Stated exercise 1: Set down the part of the Silk Road lecture announcement starting with "PRESENTER: Tamara Chin" and going on through "your own lunch.)", word for word.
Stated exercise 2: The Silk Road lecture announcement gives its event details under capitalized labels followed by colons. List every one of those labels.
Stated exercise 3: Extend the Silk Road lecture announcement with a few more sentences that pick up right after its final sentence.

Supplied passage:

━━━━━━━━━━━━━━━━━━━━━━━━━━━━━━

Friday, January 20, 2012

January 20 Horizons of Knowledge Lecture

PRESENTER: Tamara Chin (Comparative Literature, University of Chicago)
TOPIC: The Invention of the Silk Road, 1877
DATE: Friday, January 20, 2012
TIME: 12:00-1:15 p.m.
LOCATION: Ballantine 004

(Light refreshments will be served. You are also welcome to bring your own lunch.)
The Silk Road has become a widely used metaphor of inter-cultural contact.  This talk gives a brief history of the ‘invention’ and popularization of the term.  It returns to Ferdinand von Richthofen’s coining of the term in 1877, not as a generalized figure of exchange, but as a concrete distance along a projected railroad between China and Europe.  Richthofen mapped out the Silk Road (die Seidenstrasse) as the limits of ancient Greek knowledge, alongside which he introduced the scientific content of ancient Chinese texts.   For Richthofen, the Silk Road was a metaphor of visuality rather than space.  He argued for a ‘stereoscopic’ rather than monocular approach to the colonial cartography of Central Asia, within which Greek texts provided only one ‘eye’ or line of vision.

━━━━━━━━━━━━━━━━━━━━━━━━━━━━━━

Given data:
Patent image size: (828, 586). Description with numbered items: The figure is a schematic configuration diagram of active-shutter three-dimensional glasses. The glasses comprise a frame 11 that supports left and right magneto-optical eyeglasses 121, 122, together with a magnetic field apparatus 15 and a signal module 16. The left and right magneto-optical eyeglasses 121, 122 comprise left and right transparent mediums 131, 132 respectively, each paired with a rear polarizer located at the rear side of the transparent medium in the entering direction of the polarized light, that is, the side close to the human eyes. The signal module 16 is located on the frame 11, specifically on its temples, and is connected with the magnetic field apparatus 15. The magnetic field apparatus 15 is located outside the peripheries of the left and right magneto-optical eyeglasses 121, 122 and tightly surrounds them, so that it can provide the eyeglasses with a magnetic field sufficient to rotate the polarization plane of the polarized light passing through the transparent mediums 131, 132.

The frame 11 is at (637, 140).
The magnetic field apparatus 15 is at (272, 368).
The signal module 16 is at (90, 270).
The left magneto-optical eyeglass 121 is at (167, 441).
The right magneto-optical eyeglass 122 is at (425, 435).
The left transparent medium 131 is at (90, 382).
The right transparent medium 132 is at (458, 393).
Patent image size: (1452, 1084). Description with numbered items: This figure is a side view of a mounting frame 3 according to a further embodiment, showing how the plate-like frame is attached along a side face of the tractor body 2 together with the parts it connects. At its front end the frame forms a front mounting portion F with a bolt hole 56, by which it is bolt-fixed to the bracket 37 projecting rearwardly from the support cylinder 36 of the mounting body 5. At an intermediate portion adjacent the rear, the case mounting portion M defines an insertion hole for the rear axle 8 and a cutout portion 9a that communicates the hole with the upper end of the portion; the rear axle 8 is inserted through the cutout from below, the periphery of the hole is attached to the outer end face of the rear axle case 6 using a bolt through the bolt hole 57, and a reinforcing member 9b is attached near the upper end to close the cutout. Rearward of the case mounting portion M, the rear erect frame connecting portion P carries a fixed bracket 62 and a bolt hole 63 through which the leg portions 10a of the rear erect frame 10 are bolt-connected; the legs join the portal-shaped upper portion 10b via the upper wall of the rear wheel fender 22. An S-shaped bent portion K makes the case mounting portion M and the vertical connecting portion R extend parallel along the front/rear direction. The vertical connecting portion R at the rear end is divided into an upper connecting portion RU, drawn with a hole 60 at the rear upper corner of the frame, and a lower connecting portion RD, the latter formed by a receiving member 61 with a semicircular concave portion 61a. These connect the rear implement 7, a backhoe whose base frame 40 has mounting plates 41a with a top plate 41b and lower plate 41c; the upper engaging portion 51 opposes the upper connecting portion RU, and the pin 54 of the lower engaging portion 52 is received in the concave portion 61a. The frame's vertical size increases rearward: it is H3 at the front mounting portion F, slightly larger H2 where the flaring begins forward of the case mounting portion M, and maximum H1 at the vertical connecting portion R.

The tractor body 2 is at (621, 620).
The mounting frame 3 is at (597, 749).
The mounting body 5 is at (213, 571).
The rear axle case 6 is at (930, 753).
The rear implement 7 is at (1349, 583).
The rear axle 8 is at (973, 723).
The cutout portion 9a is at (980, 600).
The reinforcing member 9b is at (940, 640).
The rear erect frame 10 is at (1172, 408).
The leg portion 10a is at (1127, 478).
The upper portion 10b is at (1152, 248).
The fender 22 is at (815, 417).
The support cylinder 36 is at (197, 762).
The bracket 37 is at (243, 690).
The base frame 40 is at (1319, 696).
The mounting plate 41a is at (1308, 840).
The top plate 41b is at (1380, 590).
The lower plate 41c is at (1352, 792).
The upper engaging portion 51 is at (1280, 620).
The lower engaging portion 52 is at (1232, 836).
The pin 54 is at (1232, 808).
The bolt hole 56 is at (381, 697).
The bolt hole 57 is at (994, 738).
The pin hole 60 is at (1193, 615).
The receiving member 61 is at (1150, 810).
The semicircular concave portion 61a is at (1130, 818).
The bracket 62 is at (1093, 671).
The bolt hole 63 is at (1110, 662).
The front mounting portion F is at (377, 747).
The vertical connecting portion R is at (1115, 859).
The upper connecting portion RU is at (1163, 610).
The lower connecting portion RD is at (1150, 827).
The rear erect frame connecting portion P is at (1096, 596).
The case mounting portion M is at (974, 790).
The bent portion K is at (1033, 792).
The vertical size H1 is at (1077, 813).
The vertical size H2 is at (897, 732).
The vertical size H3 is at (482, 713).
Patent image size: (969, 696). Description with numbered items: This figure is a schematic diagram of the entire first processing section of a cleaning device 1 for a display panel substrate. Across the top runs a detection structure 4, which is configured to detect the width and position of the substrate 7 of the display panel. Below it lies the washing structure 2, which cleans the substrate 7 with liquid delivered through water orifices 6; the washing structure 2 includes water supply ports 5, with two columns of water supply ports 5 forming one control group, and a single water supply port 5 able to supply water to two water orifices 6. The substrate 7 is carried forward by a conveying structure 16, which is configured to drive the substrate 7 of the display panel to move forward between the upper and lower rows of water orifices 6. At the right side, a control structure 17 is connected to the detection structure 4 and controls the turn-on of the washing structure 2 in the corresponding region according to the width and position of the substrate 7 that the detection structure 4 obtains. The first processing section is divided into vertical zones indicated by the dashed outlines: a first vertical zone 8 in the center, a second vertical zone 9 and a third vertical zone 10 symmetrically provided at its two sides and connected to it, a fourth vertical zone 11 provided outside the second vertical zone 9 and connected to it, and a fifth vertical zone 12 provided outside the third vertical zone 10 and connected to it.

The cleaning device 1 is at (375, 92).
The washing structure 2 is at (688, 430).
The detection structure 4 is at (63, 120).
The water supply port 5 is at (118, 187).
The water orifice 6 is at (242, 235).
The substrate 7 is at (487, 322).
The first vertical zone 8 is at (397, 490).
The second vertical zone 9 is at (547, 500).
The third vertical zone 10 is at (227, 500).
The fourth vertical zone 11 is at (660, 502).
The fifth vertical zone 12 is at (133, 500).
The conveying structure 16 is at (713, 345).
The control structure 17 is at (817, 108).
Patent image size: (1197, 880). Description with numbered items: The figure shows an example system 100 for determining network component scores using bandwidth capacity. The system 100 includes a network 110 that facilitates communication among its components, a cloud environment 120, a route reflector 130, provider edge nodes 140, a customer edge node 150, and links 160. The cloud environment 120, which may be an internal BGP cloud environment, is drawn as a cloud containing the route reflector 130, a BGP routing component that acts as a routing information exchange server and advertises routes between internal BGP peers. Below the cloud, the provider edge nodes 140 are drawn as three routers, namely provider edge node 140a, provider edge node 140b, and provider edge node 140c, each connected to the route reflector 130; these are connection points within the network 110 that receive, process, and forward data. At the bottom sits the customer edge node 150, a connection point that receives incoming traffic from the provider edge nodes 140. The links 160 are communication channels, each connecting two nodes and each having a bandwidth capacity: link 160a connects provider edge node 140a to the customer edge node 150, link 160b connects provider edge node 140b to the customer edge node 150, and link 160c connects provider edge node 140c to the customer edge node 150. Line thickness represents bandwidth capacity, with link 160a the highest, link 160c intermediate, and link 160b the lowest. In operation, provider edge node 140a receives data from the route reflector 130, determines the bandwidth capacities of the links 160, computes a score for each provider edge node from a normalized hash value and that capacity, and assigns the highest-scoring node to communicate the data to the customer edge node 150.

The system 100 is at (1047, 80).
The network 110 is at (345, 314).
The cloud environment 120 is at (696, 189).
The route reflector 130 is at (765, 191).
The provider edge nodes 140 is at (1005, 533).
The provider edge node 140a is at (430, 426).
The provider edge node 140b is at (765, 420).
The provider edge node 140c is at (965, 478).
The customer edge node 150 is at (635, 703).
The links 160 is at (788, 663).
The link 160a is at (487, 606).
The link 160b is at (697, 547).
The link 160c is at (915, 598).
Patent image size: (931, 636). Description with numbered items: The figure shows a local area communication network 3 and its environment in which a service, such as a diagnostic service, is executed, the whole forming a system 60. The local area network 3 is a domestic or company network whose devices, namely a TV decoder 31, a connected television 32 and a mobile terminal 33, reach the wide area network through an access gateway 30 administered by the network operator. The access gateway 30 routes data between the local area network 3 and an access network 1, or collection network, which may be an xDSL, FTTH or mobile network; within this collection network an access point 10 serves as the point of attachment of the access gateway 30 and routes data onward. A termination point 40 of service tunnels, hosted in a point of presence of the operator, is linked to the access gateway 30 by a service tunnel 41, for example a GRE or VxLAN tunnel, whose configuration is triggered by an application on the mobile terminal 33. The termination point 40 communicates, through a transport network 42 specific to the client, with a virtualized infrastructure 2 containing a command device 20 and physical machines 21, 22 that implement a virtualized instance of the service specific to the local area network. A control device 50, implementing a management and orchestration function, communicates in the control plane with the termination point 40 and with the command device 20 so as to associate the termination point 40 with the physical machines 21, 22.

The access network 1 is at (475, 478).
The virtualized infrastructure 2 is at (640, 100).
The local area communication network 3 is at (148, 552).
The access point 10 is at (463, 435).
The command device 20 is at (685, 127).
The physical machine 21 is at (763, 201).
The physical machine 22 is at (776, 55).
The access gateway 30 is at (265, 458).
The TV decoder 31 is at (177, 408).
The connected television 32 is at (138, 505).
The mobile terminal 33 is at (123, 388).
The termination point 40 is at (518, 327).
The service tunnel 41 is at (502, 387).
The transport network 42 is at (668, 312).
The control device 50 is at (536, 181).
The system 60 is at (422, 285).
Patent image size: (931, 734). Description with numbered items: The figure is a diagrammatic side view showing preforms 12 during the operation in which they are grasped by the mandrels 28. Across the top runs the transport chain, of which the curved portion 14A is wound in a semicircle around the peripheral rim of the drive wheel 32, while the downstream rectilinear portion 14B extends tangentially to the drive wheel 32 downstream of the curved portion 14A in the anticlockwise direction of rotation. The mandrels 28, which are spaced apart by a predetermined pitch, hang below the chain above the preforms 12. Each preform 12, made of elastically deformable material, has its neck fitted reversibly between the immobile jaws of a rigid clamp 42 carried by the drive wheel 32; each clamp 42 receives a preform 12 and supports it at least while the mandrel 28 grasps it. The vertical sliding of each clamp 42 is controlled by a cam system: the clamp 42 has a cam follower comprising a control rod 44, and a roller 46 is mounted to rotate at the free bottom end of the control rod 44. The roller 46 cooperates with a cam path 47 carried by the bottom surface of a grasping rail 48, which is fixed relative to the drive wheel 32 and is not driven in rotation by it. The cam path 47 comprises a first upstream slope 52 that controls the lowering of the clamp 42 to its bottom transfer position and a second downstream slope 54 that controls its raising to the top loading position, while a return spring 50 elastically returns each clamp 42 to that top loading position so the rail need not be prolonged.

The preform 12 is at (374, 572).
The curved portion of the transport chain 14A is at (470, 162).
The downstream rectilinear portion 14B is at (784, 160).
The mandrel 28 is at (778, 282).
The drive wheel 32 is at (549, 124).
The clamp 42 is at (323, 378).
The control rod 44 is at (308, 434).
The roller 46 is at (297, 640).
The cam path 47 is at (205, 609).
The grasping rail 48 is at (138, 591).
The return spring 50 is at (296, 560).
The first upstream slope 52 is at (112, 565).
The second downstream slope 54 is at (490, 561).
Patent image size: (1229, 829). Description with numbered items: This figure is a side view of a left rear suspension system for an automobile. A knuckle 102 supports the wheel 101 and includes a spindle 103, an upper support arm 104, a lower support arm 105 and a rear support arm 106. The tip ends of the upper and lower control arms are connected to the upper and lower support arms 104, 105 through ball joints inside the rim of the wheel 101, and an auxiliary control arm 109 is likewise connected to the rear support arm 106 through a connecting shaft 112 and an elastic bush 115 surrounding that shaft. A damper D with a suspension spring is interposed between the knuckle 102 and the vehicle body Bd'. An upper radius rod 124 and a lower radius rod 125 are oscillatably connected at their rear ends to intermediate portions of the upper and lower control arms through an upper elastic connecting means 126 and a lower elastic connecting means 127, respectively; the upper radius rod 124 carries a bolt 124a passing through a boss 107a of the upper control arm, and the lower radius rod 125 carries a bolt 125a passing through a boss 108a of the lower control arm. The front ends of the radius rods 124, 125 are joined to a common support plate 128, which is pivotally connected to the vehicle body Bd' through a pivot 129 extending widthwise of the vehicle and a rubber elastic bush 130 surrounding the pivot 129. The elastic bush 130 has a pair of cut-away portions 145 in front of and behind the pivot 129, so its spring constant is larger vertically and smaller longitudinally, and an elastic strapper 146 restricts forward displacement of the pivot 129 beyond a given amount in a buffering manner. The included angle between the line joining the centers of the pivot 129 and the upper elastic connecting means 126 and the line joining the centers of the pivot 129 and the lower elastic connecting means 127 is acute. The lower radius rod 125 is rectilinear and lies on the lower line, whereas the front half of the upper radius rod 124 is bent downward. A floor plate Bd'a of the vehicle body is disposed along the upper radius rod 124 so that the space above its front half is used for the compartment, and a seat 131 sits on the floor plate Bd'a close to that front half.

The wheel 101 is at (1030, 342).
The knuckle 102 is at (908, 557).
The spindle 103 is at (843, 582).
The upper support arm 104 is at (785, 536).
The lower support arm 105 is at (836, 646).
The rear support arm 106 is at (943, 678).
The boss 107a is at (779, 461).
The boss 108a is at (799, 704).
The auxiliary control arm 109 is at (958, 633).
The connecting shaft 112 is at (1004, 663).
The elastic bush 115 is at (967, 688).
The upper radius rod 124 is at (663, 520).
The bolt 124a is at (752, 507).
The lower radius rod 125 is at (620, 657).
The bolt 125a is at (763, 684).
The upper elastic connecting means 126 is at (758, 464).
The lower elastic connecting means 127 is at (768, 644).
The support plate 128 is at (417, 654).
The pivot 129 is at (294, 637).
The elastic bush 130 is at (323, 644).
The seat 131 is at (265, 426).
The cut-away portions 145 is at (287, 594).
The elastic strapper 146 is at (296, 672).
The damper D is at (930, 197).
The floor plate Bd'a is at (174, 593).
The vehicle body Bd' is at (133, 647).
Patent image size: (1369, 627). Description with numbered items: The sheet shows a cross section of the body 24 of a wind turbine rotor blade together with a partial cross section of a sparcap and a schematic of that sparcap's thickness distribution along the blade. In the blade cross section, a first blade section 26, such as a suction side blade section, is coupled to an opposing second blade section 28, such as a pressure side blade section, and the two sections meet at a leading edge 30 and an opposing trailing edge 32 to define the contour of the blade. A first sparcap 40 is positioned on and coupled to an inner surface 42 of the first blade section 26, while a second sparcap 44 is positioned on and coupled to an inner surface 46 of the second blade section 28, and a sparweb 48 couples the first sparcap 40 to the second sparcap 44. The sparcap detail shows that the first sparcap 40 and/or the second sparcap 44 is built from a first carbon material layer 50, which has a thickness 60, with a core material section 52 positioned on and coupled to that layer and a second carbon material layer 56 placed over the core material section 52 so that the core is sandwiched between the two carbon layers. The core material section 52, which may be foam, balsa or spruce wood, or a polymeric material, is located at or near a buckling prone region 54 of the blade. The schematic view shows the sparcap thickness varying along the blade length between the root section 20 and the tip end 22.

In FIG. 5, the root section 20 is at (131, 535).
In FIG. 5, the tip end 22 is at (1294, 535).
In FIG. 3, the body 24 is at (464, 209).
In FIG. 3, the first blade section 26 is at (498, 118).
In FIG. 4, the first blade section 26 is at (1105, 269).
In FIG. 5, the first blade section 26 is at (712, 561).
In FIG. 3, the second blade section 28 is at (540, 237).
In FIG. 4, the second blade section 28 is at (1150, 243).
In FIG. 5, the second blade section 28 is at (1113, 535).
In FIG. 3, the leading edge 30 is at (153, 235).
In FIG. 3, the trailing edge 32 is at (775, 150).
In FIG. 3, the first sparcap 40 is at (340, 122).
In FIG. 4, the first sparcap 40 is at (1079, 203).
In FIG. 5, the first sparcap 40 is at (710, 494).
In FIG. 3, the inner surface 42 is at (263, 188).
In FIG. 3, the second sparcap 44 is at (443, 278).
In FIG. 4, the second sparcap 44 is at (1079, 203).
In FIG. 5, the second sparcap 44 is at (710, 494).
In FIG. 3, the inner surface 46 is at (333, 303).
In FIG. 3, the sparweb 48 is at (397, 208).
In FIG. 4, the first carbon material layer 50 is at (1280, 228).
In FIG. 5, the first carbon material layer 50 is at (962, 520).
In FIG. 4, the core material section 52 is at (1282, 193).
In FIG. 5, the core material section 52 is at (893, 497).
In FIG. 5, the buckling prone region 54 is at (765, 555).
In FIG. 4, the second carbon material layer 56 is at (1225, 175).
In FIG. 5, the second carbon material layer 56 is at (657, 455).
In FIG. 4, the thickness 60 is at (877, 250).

━━━━━━━━━━━━━━━━━━━━━━━━━━━━━━

Final answer 1:
PRESENTER: Tamara Chin (Comparative Literature, University of Chicago)
TOPIC: The Invention of the Silk Road, 1877
DATE: Friday, January 20, 2012
TIME: 12:00-1:15 p.m.
LOCATION: Ballantine 004

(Light refreshments will be served. You are also welcome to bring your own lunch.)

Final answer 2:
PRESENTER
TOPIC
DATE
TIME
LOCATION

Final answer 3:
Tamara Chin is an assistant professor of comparative literature at the University of Chicago.  Her book manuscript "Savage Exchange: Historical Imaginations of Han Trade and Expansion" is currently under review. Tamara Chin's research and teaching interests include Han dynasty literary and material culture; ancient cross-cultural exchange (‘silk road’); economic literature; gender and sexuality studies; Chinese and Greek historiography.
Persons with disabilities interested in attending our events who may require assistance, please contact us in advance at (812) 855-3765.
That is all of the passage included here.